• WRITTEN REQUEST: Please output the records below in full, exactly as given, but without the images.

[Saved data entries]
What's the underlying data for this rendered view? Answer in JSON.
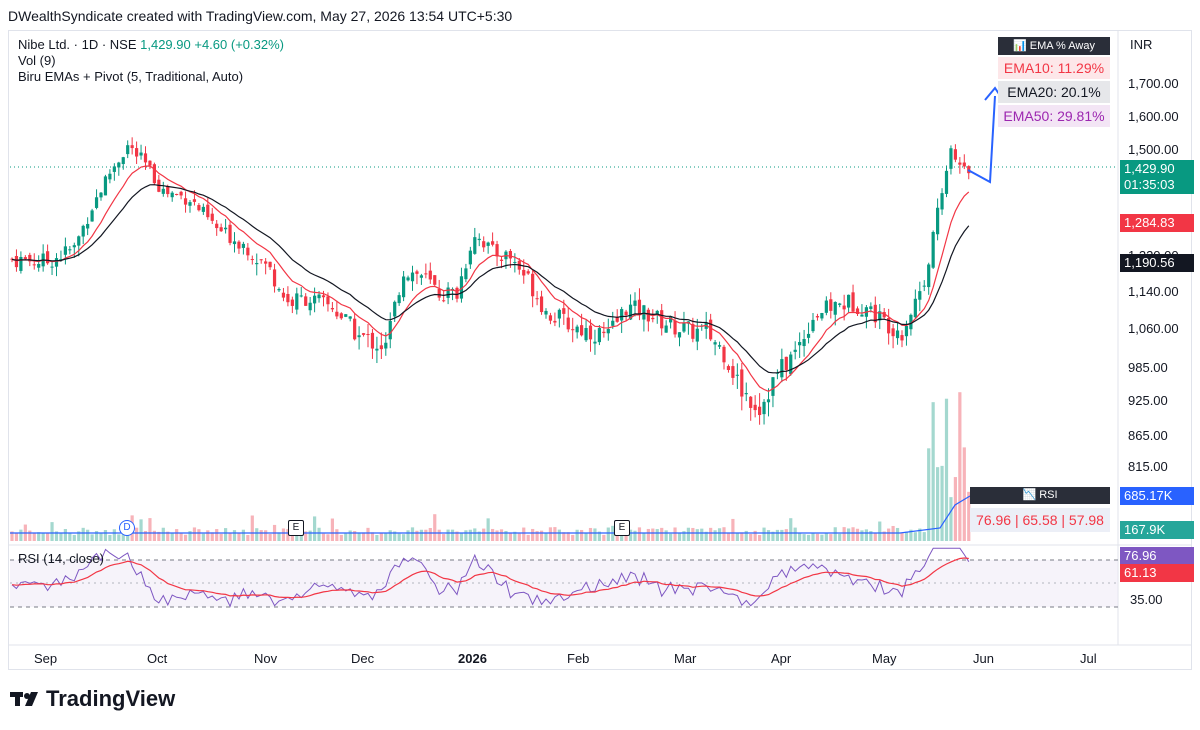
{
  "header": {
    "watermark": "DWealthSyndicate created with TradingView.com, May 27, 2026 13:54 UTC+5:30"
  },
  "legend": {
    "symbol": "Nibe Ltd. · 1D · NSE",
    "last": "1,429.90",
    "change": "+4.60 (+0.32%)",
    "vol": "Vol (9)",
    "indicator": "Biru EMAs + Pivot (5, Traditional, Auto)",
    "rsi": "RSI (14, close)"
  },
  "ema_panel": {
    "title": "📊 EMA % Away",
    "ema10": "EMA10: 11.29%",
    "ema20": "EMA20: 20.1%",
    "ema50": "EMA50: 29.81%"
  },
  "rsi_panel": {
    "title": "RSI",
    "values": "76.96 | 65.58 | 57.98"
  },
  "price_axis": {
    "currency": "INR",
    "ticks": [
      "1,700.00",
      "1,600.00",
      "1,500.00",
      "1,220.00",
      "1,140.00",
      "1,060.00",
      "985.00",
      "925.00",
      "865.00",
      "815.00"
    ],
    "last_price": "1,429.90",
    "countdown": "01:35:03",
    "ema10_tag": "1,284.83",
    "ema20_tag": "1,190.56",
    "volume_tag": "685.17K",
    "volume_tag2": "167.9K"
  },
  "rsi_axis": {
    "value_tag": "76.96",
    "ma_tag": "61.13",
    "tick": "35.00"
  },
  "events": {
    "dividend": "D",
    "earnings1": "E",
    "earnings2": "E"
  },
  "time_axis": [
    "Sep",
    "Oct",
    "Nov",
    "Dec",
    "2026",
    "Feb",
    "Mar",
    "Apr",
    "May",
    "Jun",
    "Jul"
  ],
  "branding": {
    "name": "TradingView"
  },
  "colors": {
    "up": "#089981",
    "down": "#f23645",
    "ema10": "#f23645",
    "ema20": "#131722",
    "rsi": "#7e57c2",
    "rsi_ma": "#f23645",
    "arrow": "#2962ff"
  },
  "chart_data": {
    "type": "candlestick",
    "title": "Nibe Ltd. · 1D · NSE",
    "ylabel": "INR",
    "x": [
      "Sep 2025",
      "Oct 2025",
      "Nov 2025",
      "Dec 2025",
      "Jan 2026",
      "Feb 2026",
      "Mar 2026",
      "Apr 2026",
      "May 2026",
      "Jun 2026"
    ],
    "series": [
      {
        "name": "Close (approx, month start)",
        "values": [
          1200,
          1490,
          1205,
          1040,
          1230,
          1040,
          1060,
          870,
          1090,
          1429.9
        ]
      },
      {
        "name": "EMA10",
        "last": 1284.83
      },
      {
        "name": "EMA20",
        "last": 1190.56
      },
      {
        "name": "RSI (14, close)",
        "last": 76.96,
        "ma": 61.13
      }
    ],
    "annotations": [
      "EMA10: 11.29%",
      "EMA20: 20.1%",
      "EMA50: 29.81%",
      "76.96 | 65.58 | 57.98"
    ],
    "ylim": [
      780,
      1760
    ]
  }
}
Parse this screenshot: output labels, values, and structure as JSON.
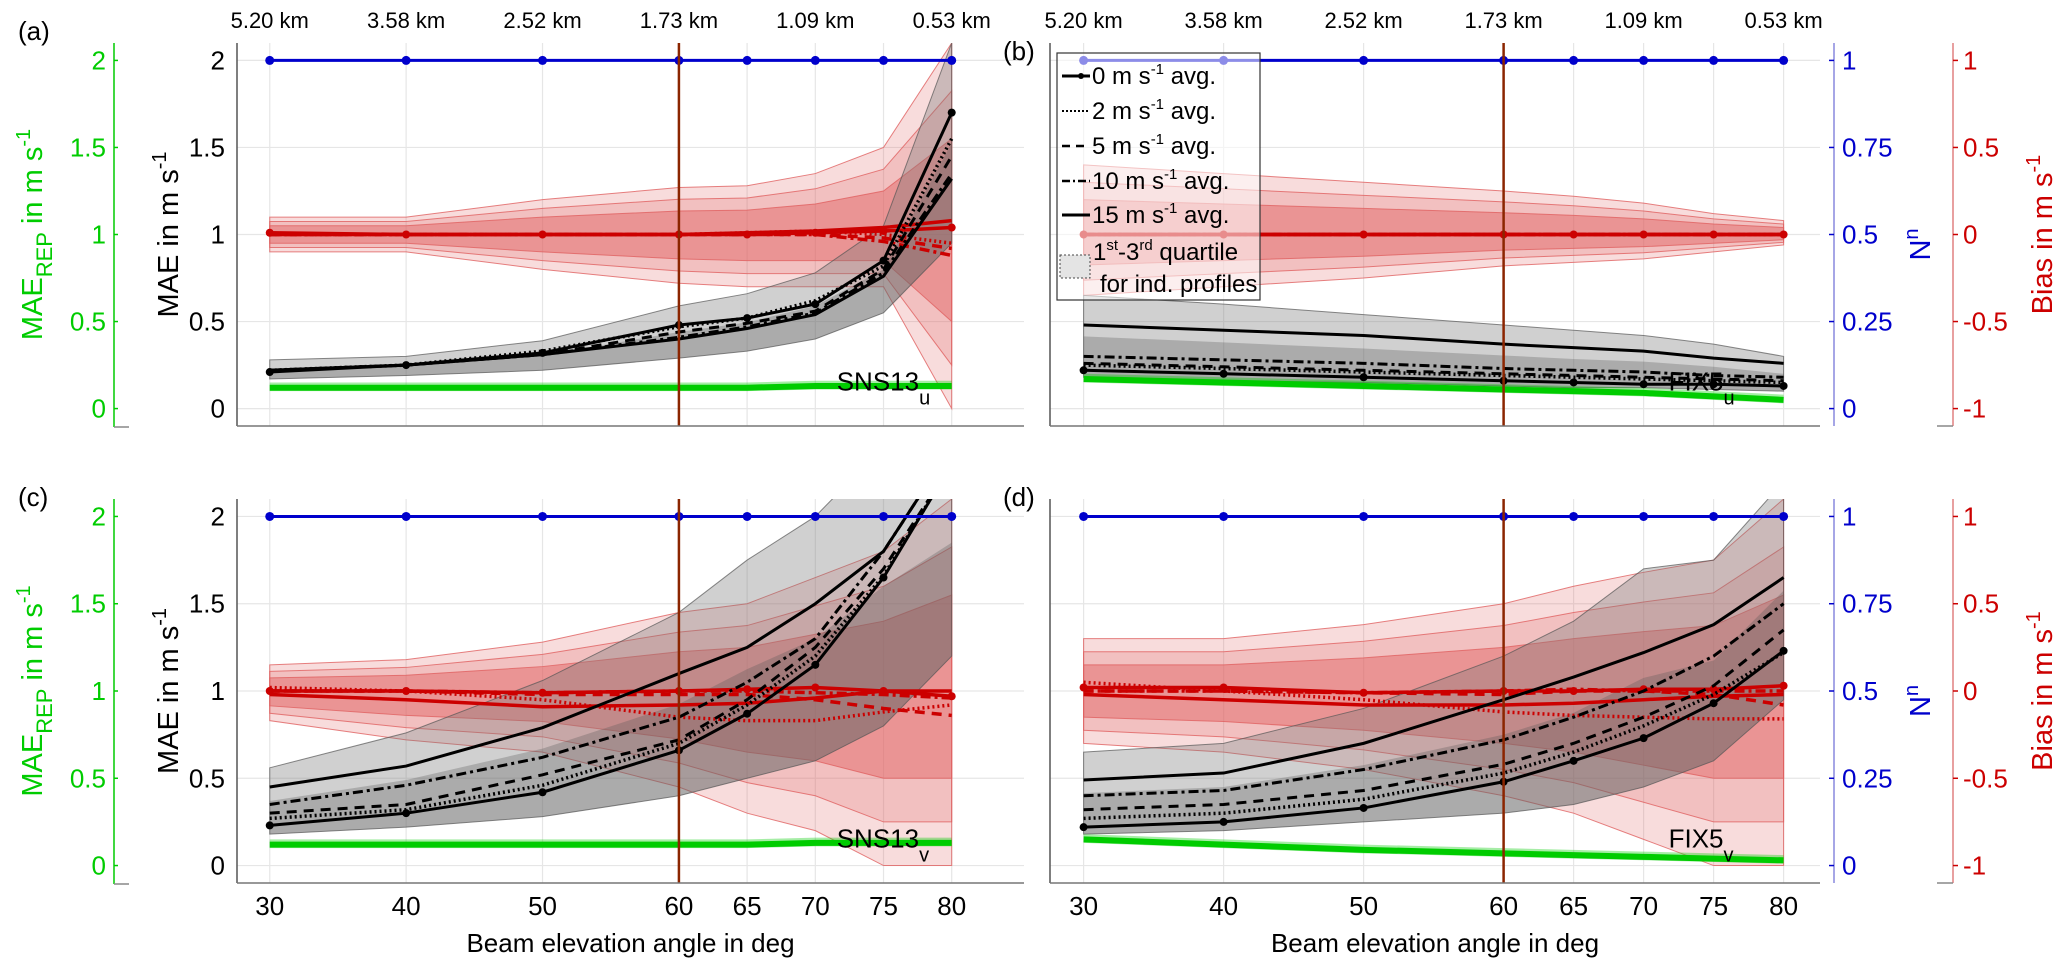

• RESULT:
What's the underlying data for this rendered view? Answer in JSON.
{
  "header": {
    "watermark": "DWealthSyndicate created with TradingView.com, May 27, 2026 13:54 UTC+5:30"
  },
  "legend": {
    "symbol": "Nibe Ltd. · 1D · NSE",
    "last": "1,429.90",
    "change": "+4.60 (+0.32%)",
    "vol": "Vol (9)",
    "indicator": "Biru EMAs + Pivot (5, Traditional, Auto)",
    "rsi": "RSI (14, close)"
  },
  "ema_panel": {
    "title": "📊 EMA % Away",
    "ema10": "EMA10: 11.29%",
    "ema20": "EMA20: 20.1%",
    "ema50": "EMA50: 29.81%"
  },
  "rsi_panel": {
    "title": "RSI",
    "values": "76.96 | 65.58 | 57.98"
  },
  "price_axis": {
    "currency": "INR",
    "ticks": [
      "1,700.00",
      "1,600.00",
      "1,500.00",
      "1,220.00",
      "1,140.00",
      "1,060.00",
      "985.00",
      "925.00",
      "865.00",
      "815.00"
    ],
    "last_price": "1,429.90",
    "countdown": "01:35:03",
    "ema10_tag": "1,284.83",
    "ema20_tag": "1,190.56",
    "volume_tag": "685.17K",
    "volume_tag2": "167.9K"
  },
  "rsi_axis": {
    "value_tag": "76.96",
    "ma_tag": "61.13",
    "tick": "35.00"
  },
  "events": {
    "dividend": "D",
    "earnings1": "E",
    "earnings2": "E"
  },
  "time_axis": [
    "Sep",
    "Oct",
    "Nov",
    "Dec",
    "2026",
    "Feb",
    "Mar",
    "Apr",
    "May",
    "Jun",
    "Jul"
  ],
  "branding": {
    "name": "TradingView"
  },
  "colors": {
    "up": "#089981",
    "down": "#f23645",
    "ema10": "#f23645",
    "ema20": "#131722",
    "rsi": "#7e57c2",
    "rsi_ma": "#f23645",
    "arrow": "#2962ff"
  },
  "chart_data": {
    "type": "candlestick",
    "title": "Nibe Ltd. · 1D · NSE",
    "ylabel": "INR",
    "x": [
      "Sep 2025",
      "Oct 2025",
      "Nov 2025",
      "Dec 2025",
      "Jan 2026",
      "Feb 2026",
      "Mar 2026",
      "Apr 2026",
      "May 2026",
      "Jun 2026"
    ],
    "series": [
      {
        "name": "Close (approx, month start)",
        "values": [
          1200,
          1490,
          1205,
          1040,
          1230,
          1040,
          1060,
          870,
          1090,
          1429.9
        ]
      },
      {
        "name": "EMA10",
        "last": 1284.83
      },
      {
        "name": "EMA20",
        "last": 1190.56
      },
      {
        "name": "RSI (14, close)",
        "last": 76.96,
        "ma": 61.13
      }
    ],
    "annotations": [
      "EMA10: 11.29%",
      "EMA20: 20.1%",
      "EMA50: 29.81%",
      "76.96 | 65.58 | 57.98"
    ],
    "ylim": [
      780,
      1760
    ]
  }
}
Parse this screenshot: output labels, values, and structure as JSON.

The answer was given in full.